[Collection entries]
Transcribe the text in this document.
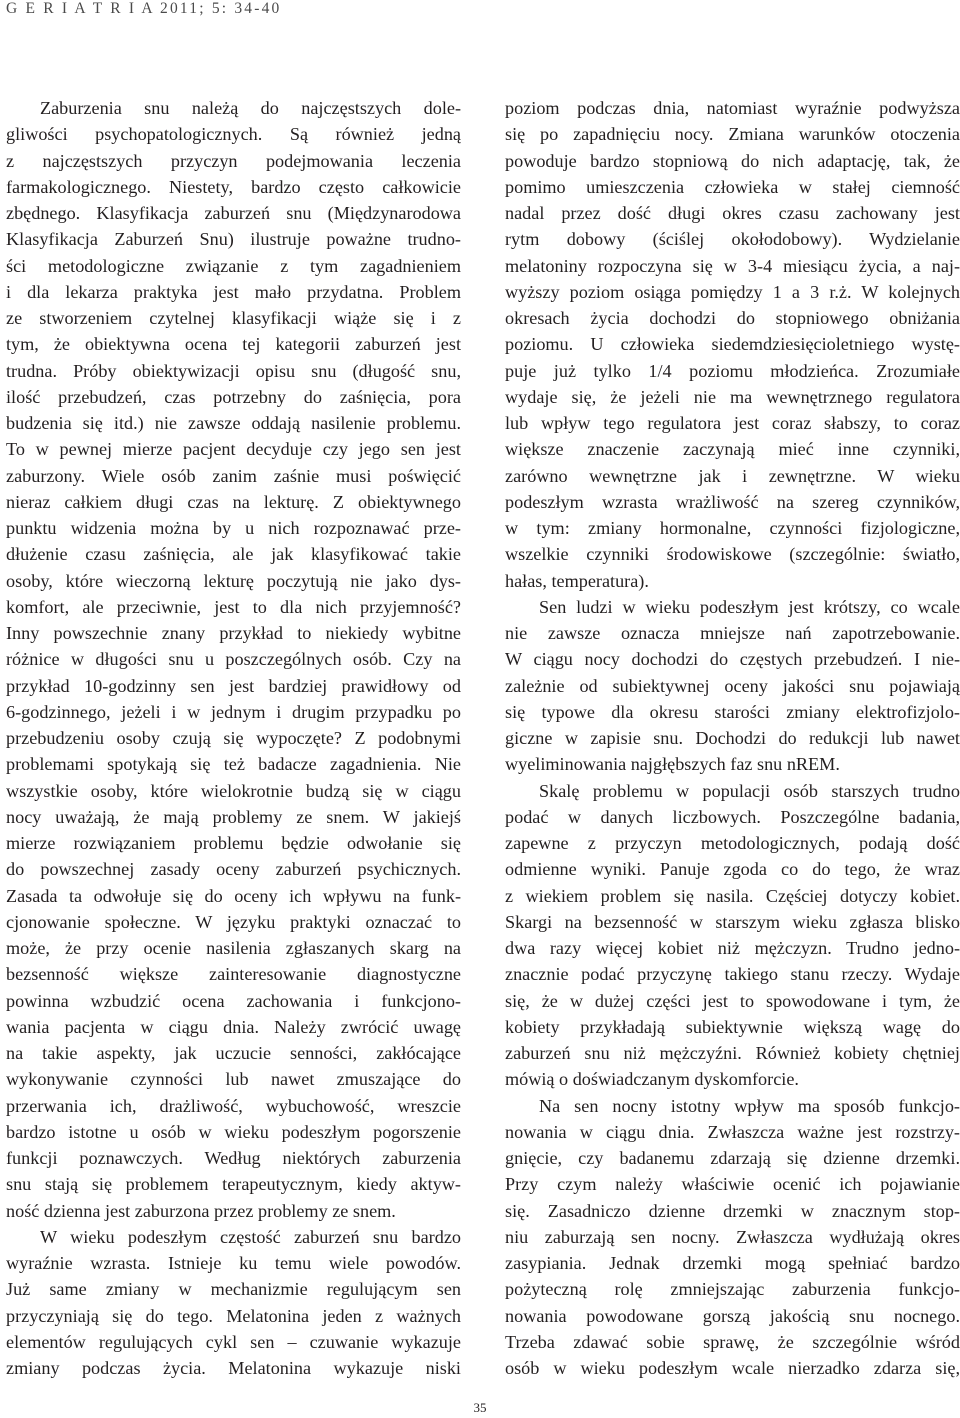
G E R I A T R I A 2011; 5: 34-40
Zaburzenia snu należą do najczęstszych dole-
gliwości psychopatologicznych. Są również jedną
z najczęstszych przyczyn podejmowania leczenia
farmakologicznego. Niestety, bardzo często całkowicie
zbędnego. Klasyfikacja zaburzeń snu (Międzynarodowa
Klasyfikacja Zaburzeń Snu) ilustruje poważne trudno-
ści metodologiczne związanie z tym zagadnieniem
i dla lekarza praktyka jest mało przydatna. Problem
ze stworzeniem czytelnej klasyfikacji wiąże się i z
tym, że obiektywna ocena tej kategorii zaburzeń jest
trudna. Próby obiektywizacji opisu snu (długość snu,
ilość przebudzeń, czas potrzebny do zaśnięcia, pora
budzenia się itd.) nie zawsze oddają nasilenie problemu.
To w pewnej mierze pacjent decyduje czy jego sen jest
zaburzony. Wiele osób zanim zaśnie musi poświęcić
nieraz całkiem długi czas na lekturę. Z obiektywnego
punktu widzenia można by u nich rozpoznawać prze-
dłużenie czasu zaśnięcia, ale jak klasyfikować takie
osoby, które wieczorną lekturę poczytują nie jako dys-
komfort, ale przeciwnie, jest to dla nich przyjemność?
Inny powszechnie znany przykład to niekiedy wybitne
różnice w długości snu u poszczególnych osób. Czy na
przykład 10-godzinny sen jest bardziej prawidłowy od
6-godzinnego, jeżeli i w jednym i drugim przypadku po
przebudzeniu osoby czują się wypoczęte? Z podobnymi
problemami spotykają się też badacze zagadnienia. Nie
wszystkie osoby, które wielokrotnie budzą się w ciągu
nocy uważają, że mają problemy ze snem. W jakiejś
mierze rozwiązaniem problemu będzie odwołanie się
do powszechnej zasady oceny zaburzeń psychicznych.
Zasada ta odwołuje się do oceny ich wpływu na funk-
cjonowanie społeczne. W języku praktyki oznaczać to
może, że przy ocenie nasilenia zgłaszanych skarg na
bezsenność większe zainteresowanie diagnostyczne
powinna wzbudzić ocena zachowania i funkcjono-
wania pacjenta w ciągu dnia. Należy zwrócić uwagę
na takie aspekty, jak uczucie senności, zakłócające
wykonywanie czynności lub nawet zmuszające do
przerwania ich, drażliwość, wybuchowość, wreszcie
bardzo istotne u osób w wieku podeszłym pogorszenie
funkcji poznawczych. Według niektórych zaburzenia
snu stają się problemem terapeutycznym, kiedy aktyw-
ność dzienna jest zaburzona przez problemy ze snem.
W wieku podeszłym częstość zaburzeń snu bardzo
wyraźnie wzrasta. Istnieje ku temu wiele powodów.
Już same zmiany w mechanizmie regulującym sen
przyczyniają się do tego. Melatonina jeden z ważnych
elementów regulujących cykl sen – czuwanie wykazuje
zmiany podczas życia. Melatonina wykazuje niski
poziom podczas dnia, natomiast wyraźnie podwyższa
się po zapadnięciu nocy. Zmiana warunków otoczenia
powoduje bardzo stopniową do nich adaptację, tak, że
pomimo umieszczenia człowieka w stałej ciemność
nadal przez dość długi okres czasu zachowany jest
rytm dobowy (ściślej okołodobowy). Wydzielanie
melatoniny rozpoczyna się w 3-4 miesiącu życia, a naj-
wyższy poziom osiąga pomiędzy 1 a 3 r.ż. W kolejnych
okresach życia dochodzi do stopniowego obniżania
poziomu. U człowieka siedemdziesięcioletniego wystę-
puje już tylko 1/4 poziomu młodzieńca. Zrozumiałe
wydaje się, że jeżeli nie ma wewnętrznego regulatora
lub wpływ tego regulatora jest coraz słabszy, to coraz
większe znaczenie zaczynają mieć inne czynniki,
zarówno wewnętrzne jak i zewnętrzne. W wieku
podeszłym wzrasta wrażliwość na szereg czynników,
w tym: zmiany hormonalne, czynności fizjologiczne,
wszelkie czynniki środowiskowe (szczególnie: światło,
hałas, temperatura).
Sen ludzi w wieku podeszłym jest krótszy, co wcale
nie zawsze oznacza mniejsze nań zapotrzebowanie.
W ciągu nocy dochodzi do częstych przebudzeń. I nie-
zależnie od subiektywnej oceny jakości snu pojawiają
się typowe dla okresu starości zmiany elektrofizjolo-
giczne w zapisie snu. Dochodzi do redukcji lub nawet
wyeliminowania najgłębszych faz snu nREM.
Skalę problemu w populacji osób starszych trudno
podać w danych liczbowych. Poszczególne badania,
zapewne z przyczyn metodologicznych, podają dość
odmienne wyniki. Panuje zgoda co do tego, że wraz
z wiekiem problem się nasila. Częściej dotyczy kobiet.
Skargi na bezsenność w starszym wieku zgłasza blisko
dwa razy więcej kobiet niż mężczyzn. Trudno jedno-
znacznie podać przyczynę takiego stanu rzeczy. Wydaje
się, że w dużej części jest to spowodowane i tym, że
kobiety przykładają subiektywnie większą wagę do
zaburzeń snu niż mężczyźni. Również kobiety chętniej
mówią o doświadczanym dyskomforcie.
Na sen nocny istotny wpływ ma sposób funkcjo-
nowania w ciągu dnia. Zwłaszcza ważne jest rozstrzy-
gnięcie, czy badanemu zdarzają się dzienne drzemki.
Przy czym należy właściwie ocenić ich pojawianie
się. Zasadniczo dzienne drzemki w znacznym stop-
niu zaburzają sen nocny. Zwłaszcza wydłużają okres
zasypiania. Jednak drzemki mogą spełniać bardzo
pożyteczną rolę zmniejszając zaburzenia funkcjo-
nowania powodowane gorszą jakością snu nocnego.
Trzeba zdawać sobie sprawę, że szczególnie wśród
osób w wieku podeszłym wcale nierzadko zdarza się,
35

EXERCISE REQUIREMENTS: Check each line of the records above for the string "dość", and report every line that has it.

OUTPUT FOR THIS TASK:
nadal przez dość długi okres czasu zachowany jest
zapewne z przyczyn metodologicznych, podają dość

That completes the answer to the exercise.